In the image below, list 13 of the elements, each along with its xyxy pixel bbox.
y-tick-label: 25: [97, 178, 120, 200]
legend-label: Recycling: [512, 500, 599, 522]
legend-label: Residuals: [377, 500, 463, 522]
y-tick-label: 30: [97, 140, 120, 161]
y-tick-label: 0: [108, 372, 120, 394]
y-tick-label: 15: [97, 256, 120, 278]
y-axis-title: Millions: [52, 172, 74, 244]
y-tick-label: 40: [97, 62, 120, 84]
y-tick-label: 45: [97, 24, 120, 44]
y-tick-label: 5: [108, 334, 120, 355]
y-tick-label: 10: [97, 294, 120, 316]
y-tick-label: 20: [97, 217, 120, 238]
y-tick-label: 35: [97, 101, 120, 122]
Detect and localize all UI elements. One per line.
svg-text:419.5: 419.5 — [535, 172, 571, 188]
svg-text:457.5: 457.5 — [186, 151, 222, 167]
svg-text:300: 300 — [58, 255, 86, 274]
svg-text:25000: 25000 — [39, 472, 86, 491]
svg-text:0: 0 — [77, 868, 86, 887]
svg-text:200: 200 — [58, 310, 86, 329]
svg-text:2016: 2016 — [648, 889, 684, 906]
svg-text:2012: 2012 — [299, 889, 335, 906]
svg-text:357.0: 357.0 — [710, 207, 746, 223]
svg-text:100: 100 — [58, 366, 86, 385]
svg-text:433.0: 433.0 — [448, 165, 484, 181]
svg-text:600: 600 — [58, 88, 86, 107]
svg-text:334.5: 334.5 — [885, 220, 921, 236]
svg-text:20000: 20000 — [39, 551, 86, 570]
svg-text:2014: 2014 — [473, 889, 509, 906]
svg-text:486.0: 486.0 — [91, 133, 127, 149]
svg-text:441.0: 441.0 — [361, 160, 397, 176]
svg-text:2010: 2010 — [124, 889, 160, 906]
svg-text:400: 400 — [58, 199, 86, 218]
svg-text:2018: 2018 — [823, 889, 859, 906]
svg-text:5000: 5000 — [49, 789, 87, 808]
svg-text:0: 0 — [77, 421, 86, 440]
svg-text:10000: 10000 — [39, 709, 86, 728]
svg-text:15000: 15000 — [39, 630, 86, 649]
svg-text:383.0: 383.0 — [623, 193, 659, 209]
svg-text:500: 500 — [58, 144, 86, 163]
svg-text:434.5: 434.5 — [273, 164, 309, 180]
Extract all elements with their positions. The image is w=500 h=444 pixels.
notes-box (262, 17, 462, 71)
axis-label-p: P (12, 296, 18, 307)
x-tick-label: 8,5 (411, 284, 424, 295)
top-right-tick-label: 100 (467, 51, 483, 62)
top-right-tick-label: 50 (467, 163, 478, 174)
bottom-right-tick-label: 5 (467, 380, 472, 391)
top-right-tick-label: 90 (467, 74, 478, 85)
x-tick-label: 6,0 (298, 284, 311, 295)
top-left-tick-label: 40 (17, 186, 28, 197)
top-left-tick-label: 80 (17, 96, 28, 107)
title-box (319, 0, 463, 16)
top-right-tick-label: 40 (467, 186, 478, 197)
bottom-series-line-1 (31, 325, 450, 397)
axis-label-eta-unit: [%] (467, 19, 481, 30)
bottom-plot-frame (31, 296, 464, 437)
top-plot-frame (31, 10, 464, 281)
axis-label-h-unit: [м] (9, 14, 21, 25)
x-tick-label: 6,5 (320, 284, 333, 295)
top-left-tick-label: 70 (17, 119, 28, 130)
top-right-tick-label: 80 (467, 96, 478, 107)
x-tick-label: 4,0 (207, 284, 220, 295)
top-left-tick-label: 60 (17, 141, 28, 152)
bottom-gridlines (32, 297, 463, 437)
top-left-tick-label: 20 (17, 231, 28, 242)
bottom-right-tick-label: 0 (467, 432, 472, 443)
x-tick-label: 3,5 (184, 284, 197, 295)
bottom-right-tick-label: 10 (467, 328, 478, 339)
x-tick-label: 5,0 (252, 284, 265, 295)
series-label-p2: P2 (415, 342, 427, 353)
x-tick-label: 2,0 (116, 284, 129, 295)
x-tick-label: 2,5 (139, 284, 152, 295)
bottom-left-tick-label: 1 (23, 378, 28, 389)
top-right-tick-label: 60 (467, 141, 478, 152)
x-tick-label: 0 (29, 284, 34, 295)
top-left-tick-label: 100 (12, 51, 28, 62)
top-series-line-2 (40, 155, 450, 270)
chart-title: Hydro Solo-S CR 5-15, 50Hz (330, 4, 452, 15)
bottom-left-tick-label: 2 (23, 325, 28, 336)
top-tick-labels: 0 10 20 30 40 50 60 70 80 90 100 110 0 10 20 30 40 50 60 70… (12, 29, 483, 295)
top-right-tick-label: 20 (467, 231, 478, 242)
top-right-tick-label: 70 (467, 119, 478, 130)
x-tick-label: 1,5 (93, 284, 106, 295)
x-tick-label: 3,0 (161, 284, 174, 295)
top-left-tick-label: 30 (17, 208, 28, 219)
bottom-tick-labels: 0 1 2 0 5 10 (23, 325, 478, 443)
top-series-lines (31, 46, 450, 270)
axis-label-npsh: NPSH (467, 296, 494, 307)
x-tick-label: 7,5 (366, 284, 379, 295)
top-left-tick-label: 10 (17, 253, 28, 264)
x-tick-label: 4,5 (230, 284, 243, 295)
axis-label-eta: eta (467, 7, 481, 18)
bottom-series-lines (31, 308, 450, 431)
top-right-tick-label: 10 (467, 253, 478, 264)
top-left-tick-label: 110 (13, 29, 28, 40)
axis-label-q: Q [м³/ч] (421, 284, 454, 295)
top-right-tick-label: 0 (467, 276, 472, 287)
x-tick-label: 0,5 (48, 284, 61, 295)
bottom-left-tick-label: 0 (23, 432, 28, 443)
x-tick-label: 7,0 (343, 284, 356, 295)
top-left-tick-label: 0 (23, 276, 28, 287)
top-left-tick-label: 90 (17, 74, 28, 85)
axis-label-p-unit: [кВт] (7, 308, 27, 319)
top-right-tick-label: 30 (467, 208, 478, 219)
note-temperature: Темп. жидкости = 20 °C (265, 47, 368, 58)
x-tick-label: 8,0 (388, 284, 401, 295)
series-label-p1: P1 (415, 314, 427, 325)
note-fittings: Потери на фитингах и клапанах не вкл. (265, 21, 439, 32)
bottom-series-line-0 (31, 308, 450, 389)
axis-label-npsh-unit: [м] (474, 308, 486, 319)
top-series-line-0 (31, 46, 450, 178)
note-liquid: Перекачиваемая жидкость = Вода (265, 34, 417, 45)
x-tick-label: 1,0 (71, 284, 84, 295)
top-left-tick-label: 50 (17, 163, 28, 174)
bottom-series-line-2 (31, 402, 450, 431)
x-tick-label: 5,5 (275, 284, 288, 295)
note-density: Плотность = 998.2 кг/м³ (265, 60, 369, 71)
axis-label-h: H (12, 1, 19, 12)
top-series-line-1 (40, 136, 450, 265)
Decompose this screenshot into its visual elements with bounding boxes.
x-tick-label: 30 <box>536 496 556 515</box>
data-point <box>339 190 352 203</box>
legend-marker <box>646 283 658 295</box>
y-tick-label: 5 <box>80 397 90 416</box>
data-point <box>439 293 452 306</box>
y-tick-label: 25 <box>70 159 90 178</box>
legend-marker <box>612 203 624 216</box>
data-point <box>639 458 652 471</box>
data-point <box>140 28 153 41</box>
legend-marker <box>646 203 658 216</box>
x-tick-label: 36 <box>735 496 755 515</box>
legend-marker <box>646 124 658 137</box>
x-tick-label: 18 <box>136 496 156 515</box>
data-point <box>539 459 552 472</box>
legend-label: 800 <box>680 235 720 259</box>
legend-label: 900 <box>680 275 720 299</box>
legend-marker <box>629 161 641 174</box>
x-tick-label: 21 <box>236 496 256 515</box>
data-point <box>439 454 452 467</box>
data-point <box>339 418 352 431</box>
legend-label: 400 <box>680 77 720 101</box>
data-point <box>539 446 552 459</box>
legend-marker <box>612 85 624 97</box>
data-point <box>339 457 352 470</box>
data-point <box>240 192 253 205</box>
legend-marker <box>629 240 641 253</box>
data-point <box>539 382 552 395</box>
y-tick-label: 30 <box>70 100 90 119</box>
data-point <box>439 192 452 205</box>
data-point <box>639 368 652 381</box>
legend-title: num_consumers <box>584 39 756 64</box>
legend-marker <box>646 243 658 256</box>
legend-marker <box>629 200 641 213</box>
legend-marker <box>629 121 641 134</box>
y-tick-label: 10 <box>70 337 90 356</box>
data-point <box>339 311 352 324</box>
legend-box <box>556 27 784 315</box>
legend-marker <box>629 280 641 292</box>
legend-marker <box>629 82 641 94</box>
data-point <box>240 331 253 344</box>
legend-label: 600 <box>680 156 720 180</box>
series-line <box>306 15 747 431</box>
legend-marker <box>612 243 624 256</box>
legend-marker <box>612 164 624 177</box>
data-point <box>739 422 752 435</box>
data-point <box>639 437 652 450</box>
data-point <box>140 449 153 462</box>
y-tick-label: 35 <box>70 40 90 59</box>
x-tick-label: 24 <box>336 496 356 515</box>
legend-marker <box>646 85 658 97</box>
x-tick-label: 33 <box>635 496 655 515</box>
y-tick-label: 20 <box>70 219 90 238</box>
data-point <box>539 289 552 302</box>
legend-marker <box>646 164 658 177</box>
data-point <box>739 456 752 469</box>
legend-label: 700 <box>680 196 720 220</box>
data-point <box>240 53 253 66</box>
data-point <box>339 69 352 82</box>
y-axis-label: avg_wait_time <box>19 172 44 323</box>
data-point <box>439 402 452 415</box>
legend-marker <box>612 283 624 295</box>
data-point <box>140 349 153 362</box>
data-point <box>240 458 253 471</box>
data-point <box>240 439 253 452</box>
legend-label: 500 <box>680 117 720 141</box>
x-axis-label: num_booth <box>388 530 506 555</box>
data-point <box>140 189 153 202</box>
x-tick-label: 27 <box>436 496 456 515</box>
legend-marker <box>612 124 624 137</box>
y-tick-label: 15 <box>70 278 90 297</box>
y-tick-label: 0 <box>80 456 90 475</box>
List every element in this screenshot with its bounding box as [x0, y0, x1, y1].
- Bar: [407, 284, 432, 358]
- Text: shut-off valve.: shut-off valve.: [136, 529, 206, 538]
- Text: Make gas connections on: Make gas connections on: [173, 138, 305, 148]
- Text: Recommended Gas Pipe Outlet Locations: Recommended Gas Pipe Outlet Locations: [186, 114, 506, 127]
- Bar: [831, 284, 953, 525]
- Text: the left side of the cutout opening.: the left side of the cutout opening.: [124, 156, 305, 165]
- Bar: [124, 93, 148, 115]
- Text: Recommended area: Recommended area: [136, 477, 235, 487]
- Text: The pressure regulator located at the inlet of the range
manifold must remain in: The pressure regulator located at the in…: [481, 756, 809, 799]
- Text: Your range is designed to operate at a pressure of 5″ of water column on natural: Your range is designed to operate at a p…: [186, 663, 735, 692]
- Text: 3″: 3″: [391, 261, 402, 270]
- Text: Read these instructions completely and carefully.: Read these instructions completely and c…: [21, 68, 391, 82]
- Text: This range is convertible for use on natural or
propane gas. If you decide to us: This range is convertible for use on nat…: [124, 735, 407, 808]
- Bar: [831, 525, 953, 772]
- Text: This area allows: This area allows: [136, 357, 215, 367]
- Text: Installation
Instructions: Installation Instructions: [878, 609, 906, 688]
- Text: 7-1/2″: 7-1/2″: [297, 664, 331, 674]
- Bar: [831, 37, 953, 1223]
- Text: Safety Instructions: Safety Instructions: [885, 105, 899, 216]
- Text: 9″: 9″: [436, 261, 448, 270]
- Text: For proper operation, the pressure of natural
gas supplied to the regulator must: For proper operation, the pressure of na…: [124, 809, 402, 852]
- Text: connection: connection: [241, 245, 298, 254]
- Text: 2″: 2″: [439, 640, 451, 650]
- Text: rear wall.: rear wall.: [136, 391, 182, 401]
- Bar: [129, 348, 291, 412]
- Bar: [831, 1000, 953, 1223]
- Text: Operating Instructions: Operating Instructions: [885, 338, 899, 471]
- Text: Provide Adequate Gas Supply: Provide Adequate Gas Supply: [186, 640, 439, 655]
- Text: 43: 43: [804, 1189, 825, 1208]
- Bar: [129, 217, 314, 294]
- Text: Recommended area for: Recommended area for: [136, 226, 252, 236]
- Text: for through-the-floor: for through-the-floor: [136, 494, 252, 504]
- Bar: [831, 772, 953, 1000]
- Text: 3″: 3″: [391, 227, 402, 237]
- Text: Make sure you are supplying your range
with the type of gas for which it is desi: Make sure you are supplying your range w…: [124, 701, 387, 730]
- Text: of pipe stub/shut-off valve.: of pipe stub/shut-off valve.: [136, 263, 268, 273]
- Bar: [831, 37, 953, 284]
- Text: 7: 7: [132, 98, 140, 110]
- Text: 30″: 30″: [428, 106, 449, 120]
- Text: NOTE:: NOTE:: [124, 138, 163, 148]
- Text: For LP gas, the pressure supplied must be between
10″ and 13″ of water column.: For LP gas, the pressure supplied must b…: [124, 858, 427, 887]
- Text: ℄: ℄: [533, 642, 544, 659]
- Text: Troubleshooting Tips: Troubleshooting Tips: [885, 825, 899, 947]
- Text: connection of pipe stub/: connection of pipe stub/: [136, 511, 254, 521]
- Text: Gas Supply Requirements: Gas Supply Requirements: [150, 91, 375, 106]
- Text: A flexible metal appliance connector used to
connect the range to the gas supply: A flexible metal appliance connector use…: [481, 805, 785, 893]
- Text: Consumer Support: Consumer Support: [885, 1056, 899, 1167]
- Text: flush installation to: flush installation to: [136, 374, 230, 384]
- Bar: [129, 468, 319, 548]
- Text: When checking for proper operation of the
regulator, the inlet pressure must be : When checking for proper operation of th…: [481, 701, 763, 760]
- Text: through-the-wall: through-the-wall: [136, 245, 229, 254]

■ ■ ■

**Il problema**
Disponi in forma di lista JSON di stringhe le righe del materiale, partendo dall'inizio e proseguendo fino alla riga che contiene "svg-text:434.5: 434.5 — [273, 164, 309, 180]", quest'ultima compresa. Metti una stringa per ogni riga e tralascia le righe vuote.

**Compito svolto**
[
  "In the image below, list 13 of the elements, each along with its xyxy pixel bbox.",
  "y-tick-label: 25: [97, 178, 120, 200]",
  "legend-label: Recycling: [512, 500, 599, 522]",
  "legend-label: Residuals: [377, 500, 463, 522]",
  "y-tick-label: 30: [97, 140, 120, 161]",
  "y-tick-label: 0: [108, 372, 120, 394]",
  "y-tick-label: 15: [97, 256, 120, 278]",
  "y-axis-title: Millions: [52, 172, 74, 244]",
  "y-tick-label: 40: [97, 62, 120, 84]",
  "y-tick-label: 45: [97, 24, 120, 44]",
  "y-tick-label: 5: [108, 334, 120, 355]",
  "y-tick-label: 10: [97, 294, 120, 316]",
  "y-tick-label: 20: [97, 217, 120, 238]",
  "y-tick-label: 35: [97, 101, 120, 122]",
  "Detect and localize all UI elements. One per line.",
  "svg-text:419.5: 419.5 — [535, 172, 571, 188]",
  "svg-text:457.5: 457.5 — [186, 151, 222, 167]",
  "svg-text:300: 300 — [58, 255, 86, 274]",
  "svg-text:25000: 25000 — [39, 472, 86, 491]",
  "svg-text:0: 0 — [77, 868, 86, 887]",
  "svg-text:200: 200 — [58, 310, 86, 329]",
  "svg-text:2016: 2016 — [648, 889, 684, 906]",
  "svg-text:2012: 2012 — [299, 889, 335, 906]",
  "svg-text:357.0: 357.0 — [710, 207, 746, 223]",
  "svg-text:100: 100 — [58, 366, 86, 385]",
  "svg-text:433.0: 433.0 — [448, 165, 484, 181]",
  "svg-text:600: 600 — [58, 88, 86, 107]",
  "svg-text:334.5: 334.5 — [885, 220, 921, 236]",
  "svg-text:20000: 20000 — [39, 551, 86, 570]",
  "svg-text:2014: 2014 — [473, 889, 509, 906]",
  "svg-text:486.0: 486.0 — [91, 133, 127, 149]",
  "svg-text:441.0: 441.0 — [361, 160, 397, 176]",
  "svg-text:2010: 2010 — [124, 889, 160, 906]",
  "svg-text:400: 400 — [58, 199, 86, 218]",
  "svg-text:2018: 2018 — [823, 889, 859, 906]",
  "svg-text:5000: 5000 — [49, 789, 87, 808]",
  "svg-text:0: 0 — [77, 421, 86, 440]",
  "svg-text:10000: 10000 — [39, 709, 86, 728]",
  "svg-text:15000: 15000 — [39, 630, 86, 649]",
  "svg-text:383.0: 383.0 — [623, 193, 659, 209]",
  "svg-text:500: 500 — [58, 144, 86, 163]",
  "svg-text:434.5: 434.5 — [273, 164, 309, 180]"
]